Quote the records below in full, exactly as given, with the images taken out.

--- BEGIN EXERCISE INPUT ---

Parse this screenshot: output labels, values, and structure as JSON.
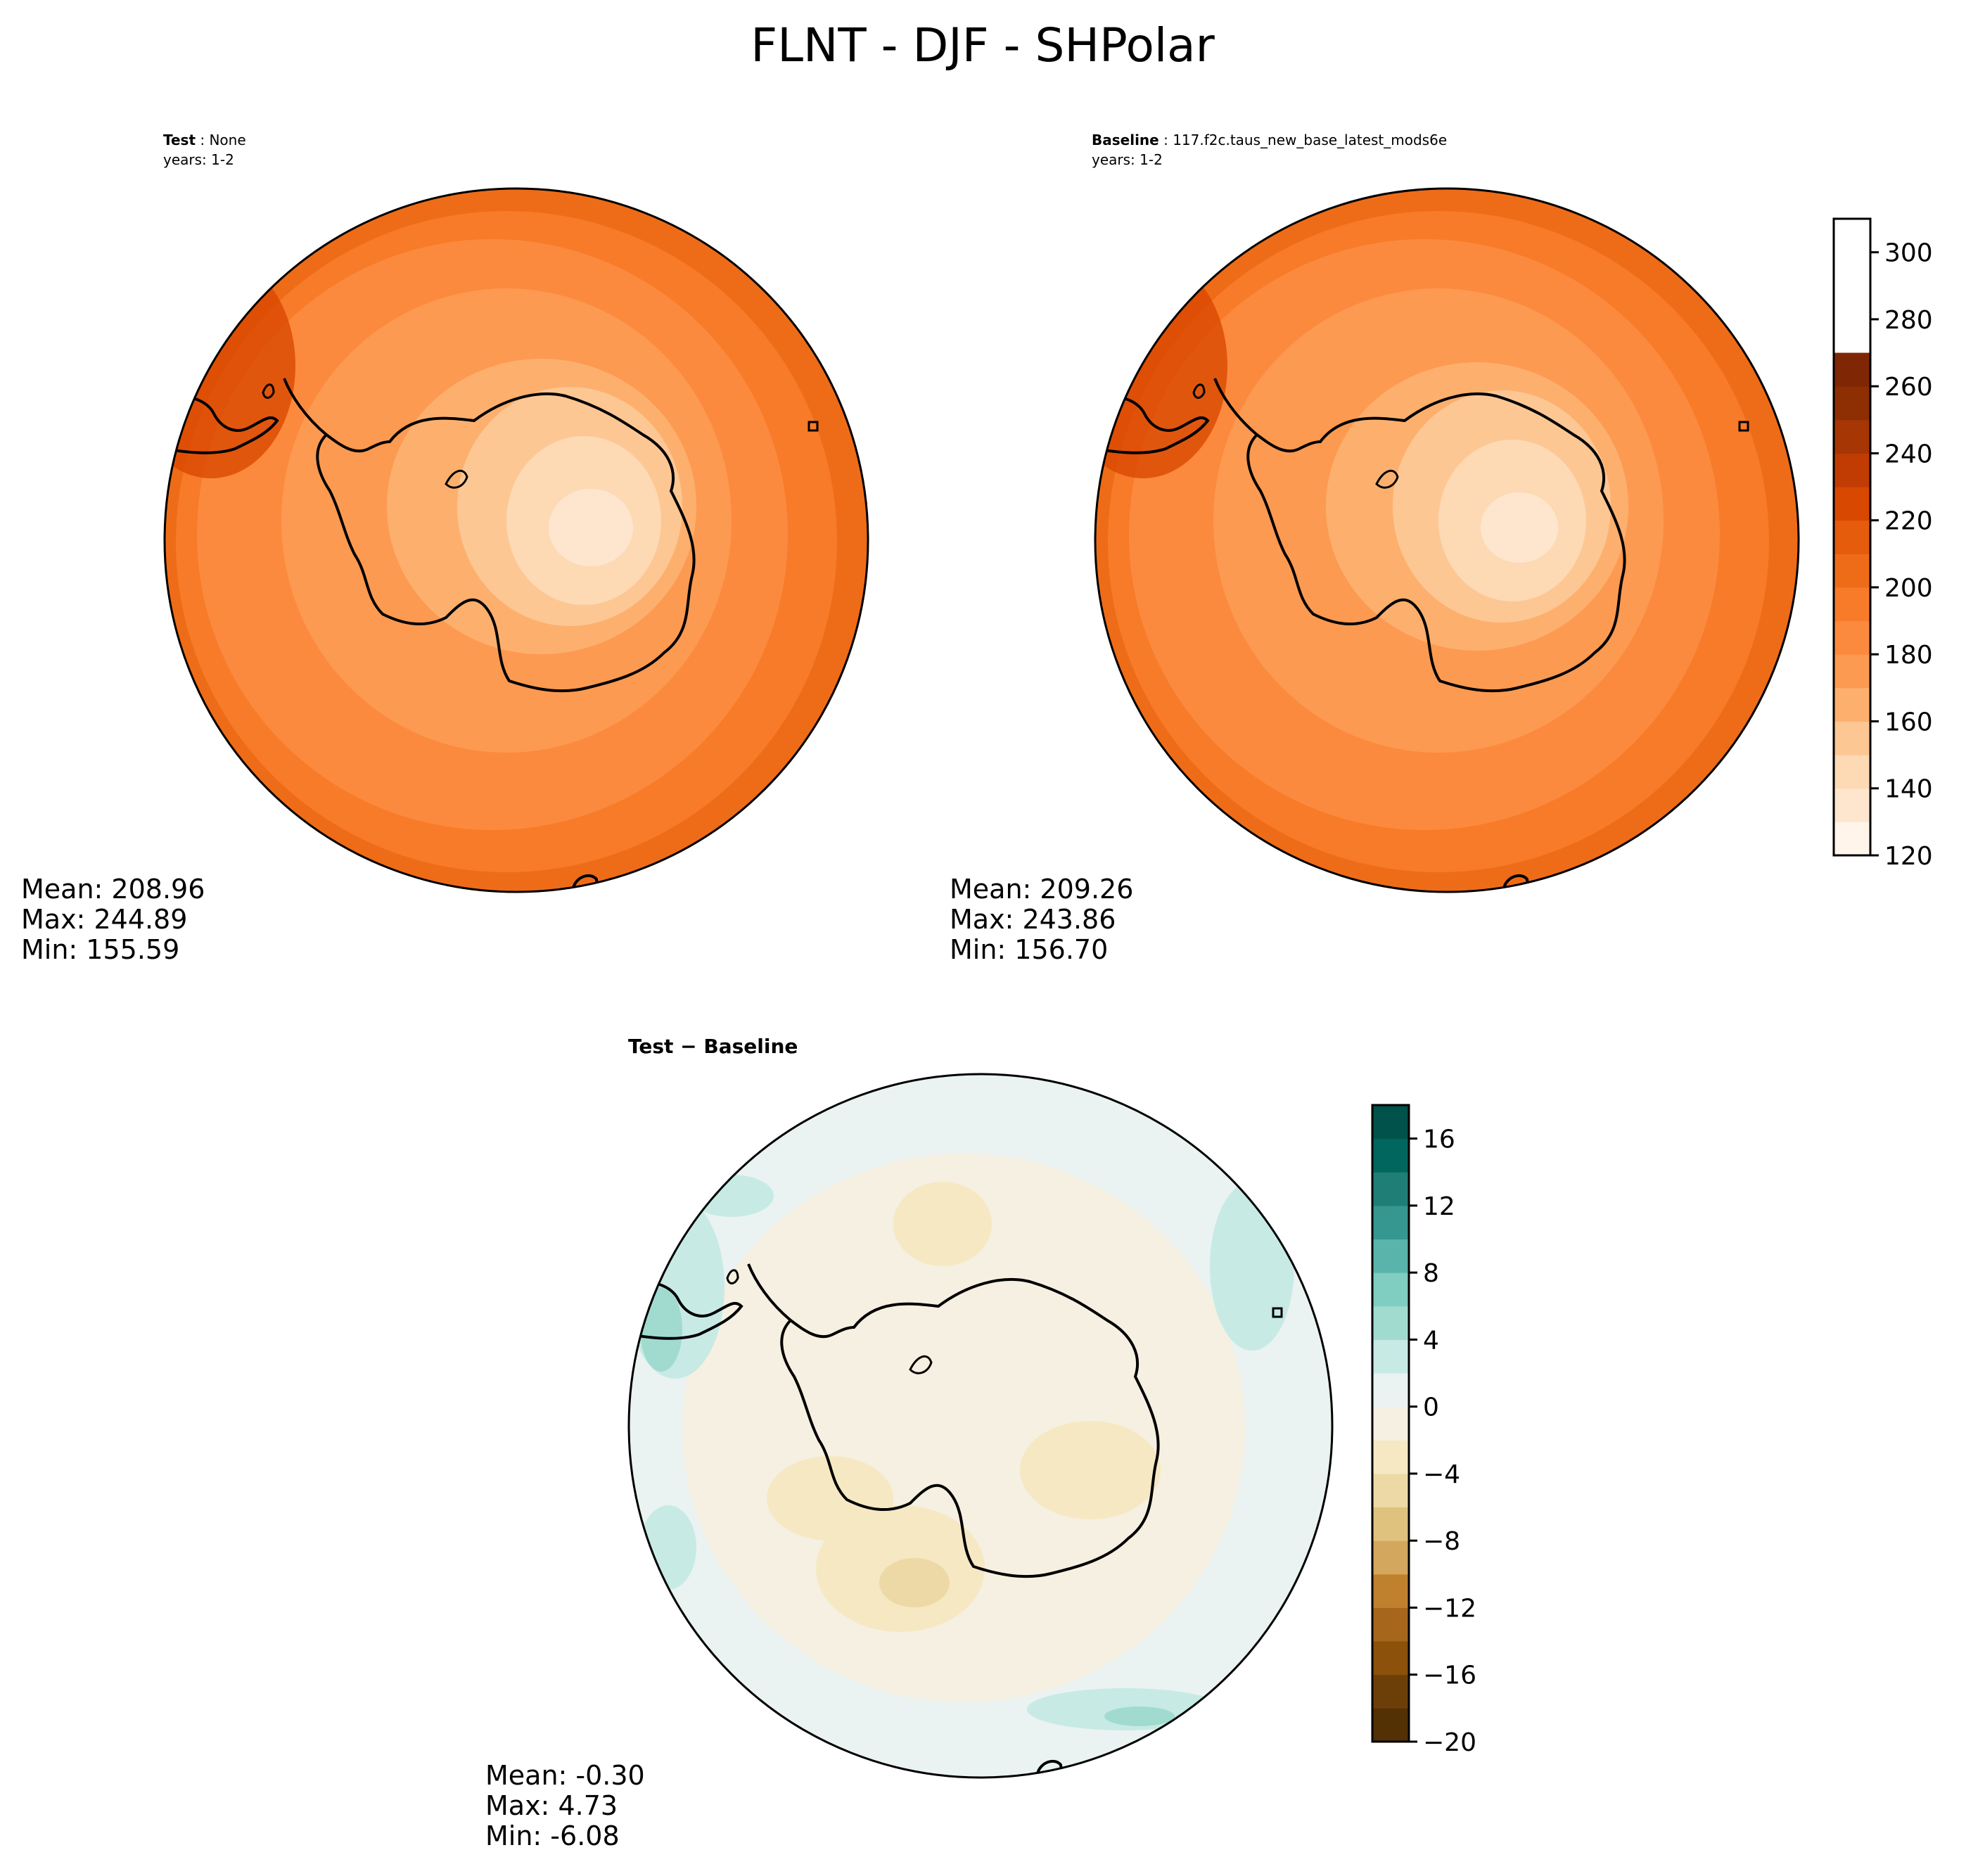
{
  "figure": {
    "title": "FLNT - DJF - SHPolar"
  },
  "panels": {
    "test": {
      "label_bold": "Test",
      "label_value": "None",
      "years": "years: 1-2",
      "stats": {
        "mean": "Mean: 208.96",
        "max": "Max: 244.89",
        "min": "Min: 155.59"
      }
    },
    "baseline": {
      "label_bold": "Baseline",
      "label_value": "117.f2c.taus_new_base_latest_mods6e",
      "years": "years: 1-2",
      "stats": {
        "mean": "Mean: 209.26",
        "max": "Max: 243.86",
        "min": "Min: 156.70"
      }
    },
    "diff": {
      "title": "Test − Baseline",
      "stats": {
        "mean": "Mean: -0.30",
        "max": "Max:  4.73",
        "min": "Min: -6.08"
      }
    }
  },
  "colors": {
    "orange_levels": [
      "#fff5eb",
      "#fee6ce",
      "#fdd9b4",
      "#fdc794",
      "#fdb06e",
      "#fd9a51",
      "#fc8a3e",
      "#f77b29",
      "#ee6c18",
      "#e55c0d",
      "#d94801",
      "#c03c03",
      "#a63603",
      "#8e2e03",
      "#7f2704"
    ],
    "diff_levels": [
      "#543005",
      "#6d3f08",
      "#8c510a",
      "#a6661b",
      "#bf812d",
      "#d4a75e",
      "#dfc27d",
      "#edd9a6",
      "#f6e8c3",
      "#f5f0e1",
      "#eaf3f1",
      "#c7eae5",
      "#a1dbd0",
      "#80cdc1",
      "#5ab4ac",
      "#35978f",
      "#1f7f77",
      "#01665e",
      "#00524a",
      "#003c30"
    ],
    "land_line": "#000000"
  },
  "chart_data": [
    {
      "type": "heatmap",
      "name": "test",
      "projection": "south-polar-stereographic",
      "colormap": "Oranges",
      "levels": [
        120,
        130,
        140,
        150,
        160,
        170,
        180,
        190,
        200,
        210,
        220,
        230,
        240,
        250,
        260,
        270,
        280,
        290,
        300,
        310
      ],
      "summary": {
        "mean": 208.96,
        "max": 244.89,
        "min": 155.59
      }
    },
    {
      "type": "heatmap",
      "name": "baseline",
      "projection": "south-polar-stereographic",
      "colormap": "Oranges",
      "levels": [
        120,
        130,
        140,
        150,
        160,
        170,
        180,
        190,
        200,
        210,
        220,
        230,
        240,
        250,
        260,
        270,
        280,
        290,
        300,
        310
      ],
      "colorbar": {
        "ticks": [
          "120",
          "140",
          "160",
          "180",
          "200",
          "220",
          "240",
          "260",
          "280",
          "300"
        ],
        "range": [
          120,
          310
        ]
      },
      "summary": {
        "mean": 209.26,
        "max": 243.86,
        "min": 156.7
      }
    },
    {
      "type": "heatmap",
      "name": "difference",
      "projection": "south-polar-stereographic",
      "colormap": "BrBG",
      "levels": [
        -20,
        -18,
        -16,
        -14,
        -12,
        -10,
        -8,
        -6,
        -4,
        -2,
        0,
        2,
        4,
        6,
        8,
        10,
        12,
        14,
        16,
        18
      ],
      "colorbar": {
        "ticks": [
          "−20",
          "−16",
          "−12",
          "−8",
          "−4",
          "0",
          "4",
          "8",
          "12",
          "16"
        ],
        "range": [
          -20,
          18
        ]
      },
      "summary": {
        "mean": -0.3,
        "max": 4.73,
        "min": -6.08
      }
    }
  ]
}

--- END EXERCISE INPUT ---

◆ WRITTEN SOLUTION:
Parse this screenshot: output labels, values, and structure as JSON.
{
  "figure": {
    "title": "FLNT - DJF - SHPolar"
  },
  "panels": {
    "test": {
      "label_bold": "Test",
      "label_value": "None",
      "years": "years: 1-2",
      "stats": {
        "mean": "Mean: 208.96",
        "max": "Max: 244.89",
        "min": "Min: 155.59"
      }
    },
    "baseline": {
      "label_bold": "Baseline",
      "label_value": "117.f2c.taus_new_base_latest_mods6e",
      "years": "years: 1-2",
      "stats": {
        "mean": "Mean: 209.26",
        "max": "Max: 243.86",
        "min": "Min: 156.70"
      }
    },
    "diff": {
      "title": "Test − Baseline",
      "stats": {
        "mean": "Mean: -0.30",
        "max": "Max:  4.73",
        "min": "Min: -6.08"
      }
    }
  },
  "colors": {
    "orange_levels": [
      "#fff5eb",
      "#fee6ce",
      "#fdd9b4",
      "#fdc794",
      "#fdb06e",
      "#fd9a51",
      "#fc8a3e",
      "#f77b29",
      "#ee6c18",
      "#e55c0d",
      "#d94801",
      "#c03c03",
      "#a63603",
      "#8e2e03",
      "#7f2704"
    ],
    "diff_levels": [
      "#543005",
      "#6d3f08",
      "#8c510a",
      "#a6661b",
      "#bf812d",
      "#d4a75e",
      "#dfc27d",
      "#edd9a6",
      "#f6e8c3",
      "#f5f0e1",
      "#eaf3f1",
      "#c7eae5",
      "#a1dbd0",
      "#80cdc1",
      "#5ab4ac",
      "#35978f",
      "#1f7f77",
      "#01665e",
      "#00524a",
      "#003c30"
    ],
    "land_line": "#000000"
  },
  "chart_data": [
    {
      "type": "heatmap",
      "name": "test",
      "projection": "south-polar-stereographic",
      "colormap": "Oranges",
      "levels": [
        120,
        130,
        140,
        150,
        160,
        170,
        180,
        190,
        200,
        210,
        220,
        230,
        240,
        250,
        260,
        270,
        280,
        290,
        300,
        310
      ],
      "summary": {
        "mean": 208.96,
        "max": 244.89,
        "min": 155.59
      }
    },
    {
      "type": "heatmap",
      "name": "baseline",
      "projection": "south-polar-stereographic",
      "colormap": "Oranges",
      "levels": [
        120,
        130,
        140,
        150,
        160,
        170,
        180,
        190,
        200,
        210,
        220,
        230,
        240,
        250,
        260,
        270,
        280,
        290,
        300,
        310
      ],
      "colorbar": {
        "ticks": [
          "120",
          "140",
          "160",
          "180",
          "200",
          "220",
          "240",
          "260",
          "280",
          "300"
        ],
        "range": [
          120,
          310
        ]
      },
      "summary": {
        "mean": 209.26,
        "max": 243.86,
        "min": 156.7
      }
    },
    {
      "type": "heatmap",
      "name": "difference",
      "projection": "south-polar-stereographic",
      "colormap": "BrBG",
      "levels": [
        -20,
        -18,
        -16,
        -14,
        -12,
        -10,
        -8,
        -6,
        -4,
        -2,
        0,
        2,
        4,
        6,
        8,
        10,
        12,
        14,
        16,
        18
      ],
      "colorbar": {
        "ticks": [
          "−20",
          "−16",
          "−12",
          "−8",
          "−4",
          "0",
          "4",
          "8",
          "12",
          "16"
        ],
        "range": [
          -20,
          18
        ]
      },
      "summary": {
        "mean": -0.3,
        "max": 4.73,
        "min": -6.08
      }
    }
  ]
}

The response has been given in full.